DATA PROVIDED –
______
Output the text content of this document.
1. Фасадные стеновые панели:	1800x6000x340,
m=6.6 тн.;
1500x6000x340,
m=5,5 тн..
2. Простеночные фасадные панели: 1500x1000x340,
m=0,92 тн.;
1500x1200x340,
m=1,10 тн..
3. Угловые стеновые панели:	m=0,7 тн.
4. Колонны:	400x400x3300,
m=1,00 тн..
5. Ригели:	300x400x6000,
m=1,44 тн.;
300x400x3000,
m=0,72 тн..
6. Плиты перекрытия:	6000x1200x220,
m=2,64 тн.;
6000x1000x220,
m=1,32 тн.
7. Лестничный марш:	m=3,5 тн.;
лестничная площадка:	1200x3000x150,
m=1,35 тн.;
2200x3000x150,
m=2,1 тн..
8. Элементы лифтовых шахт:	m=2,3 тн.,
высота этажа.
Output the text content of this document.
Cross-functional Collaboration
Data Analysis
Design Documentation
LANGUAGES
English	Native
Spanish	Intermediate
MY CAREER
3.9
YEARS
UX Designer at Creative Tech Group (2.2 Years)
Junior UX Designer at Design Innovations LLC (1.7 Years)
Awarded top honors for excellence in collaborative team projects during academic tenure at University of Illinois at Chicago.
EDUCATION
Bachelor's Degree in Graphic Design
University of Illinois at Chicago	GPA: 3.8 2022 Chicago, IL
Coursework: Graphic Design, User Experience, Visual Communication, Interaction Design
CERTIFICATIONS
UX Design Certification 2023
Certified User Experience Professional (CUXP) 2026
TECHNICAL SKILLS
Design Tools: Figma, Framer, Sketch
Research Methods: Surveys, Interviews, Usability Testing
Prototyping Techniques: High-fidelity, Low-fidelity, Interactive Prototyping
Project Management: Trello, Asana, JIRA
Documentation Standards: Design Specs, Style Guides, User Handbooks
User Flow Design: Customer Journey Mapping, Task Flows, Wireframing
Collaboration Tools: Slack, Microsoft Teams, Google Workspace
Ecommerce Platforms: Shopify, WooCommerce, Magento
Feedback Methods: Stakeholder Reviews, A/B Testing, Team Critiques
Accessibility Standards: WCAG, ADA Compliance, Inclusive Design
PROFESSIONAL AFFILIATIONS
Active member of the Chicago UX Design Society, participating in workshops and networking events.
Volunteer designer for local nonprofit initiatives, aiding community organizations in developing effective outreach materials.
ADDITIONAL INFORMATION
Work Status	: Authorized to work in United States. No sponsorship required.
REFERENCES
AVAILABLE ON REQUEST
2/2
______
OBJECTIVE –
Return the whole listing exactly, with every line included.

WORKED SOLUTION –
Output the text content of this document.
1. Фасадные стеновые панели:	1800x6000x340,
m=6.6 тн.;
1500x6000x340,
m=5,5 тн..
2. Простеночные фасадные панели: 1500x1000x340,
m=0,92 тн.;
1500x1200x340,
m=1,10 тн..
3. Угловые стеновые панели:	m=0,7 тн.
4. Колонны:	400x400x3300,
m=1,00 тн..
5. Ригели:	300x400x6000,
m=1,44 тн.;
300x400x3000,
m=0,72 тн..
6. Плиты перекрытия:	6000x1200x220,
m=2,64 тн.;
6000x1000x220,
m=1,32 тн.
7. Лестничный марш:	m=3,5 тн.;
лестничная площадка:	1200x3000x150,
m=1,35 тн.;
2200x3000x150,
m=2,1 тн..
8. Элементы лифтовых шахт:	m=2,3 тн.,
высота этажа.
Output the text content of this document.
Cross-functional Collaboration
Data Analysis
Design Documentation
LANGUAGES
English	Native
Spanish	Intermediate
MY CAREER
3.9
YEARS
UX Designer at Creative Tech Group (2.2 Years)
Junior UX Designer at Design Innovations LLC (1.7 Years)
Awarded top honors for excellence in collaborative team projects during academic tenure at University of Illinois at Chicago.
EDUCATION
Bachelor's Degree in Graphic Design
University of Illinois at Chicago	GPA: 3.8 2022 Chicago, IL
Coursework: Graphic Design, User Experience, Visual Communication, Interaction Design
CERTIFICATIONS
UX Design Certification 2023
Certified User Experience Professional (CUXP) 2026
TECHNICAL SKILLS
Design Tools: Figma, Framer, Sketch
Research Methods: Surveys, Interviews, Usability Testing
Prototyping Techniques: High-fidelity, Low-fidelity, Interactive Prototyping
Project Management: Trello, Asana, JIRA
Documentation Standards: Design Specs, Style Guides, User Handbooks
User Flow Design: Customer Journey Mapping, Task Flows, Wireframing
Collaboration Tools: Slack, Microsoft Teams, Google Workspace
Ecommerce Platforms: Shopify, WooCommerce, Magento
Feedback Methods: Stakeholder Reviews, A/B Testing, Team Critiques
Accessibility Standards: WCAG, ADA Compliance, Inclusive Design
PROFESSIONAL AFFILIATIONS
Active member of the Chicago UX Design Society, participating in workshops and networking events.
Volunteer designer for local nonprofit initiatives, aiding community organizations in developing effective outreach materials.
ADDITIONAL INFORMATION
Work Status	: Authorized to work in United States. No sponsorship required.
REFERENCES
AVAILABLE ON REQUEST
2/2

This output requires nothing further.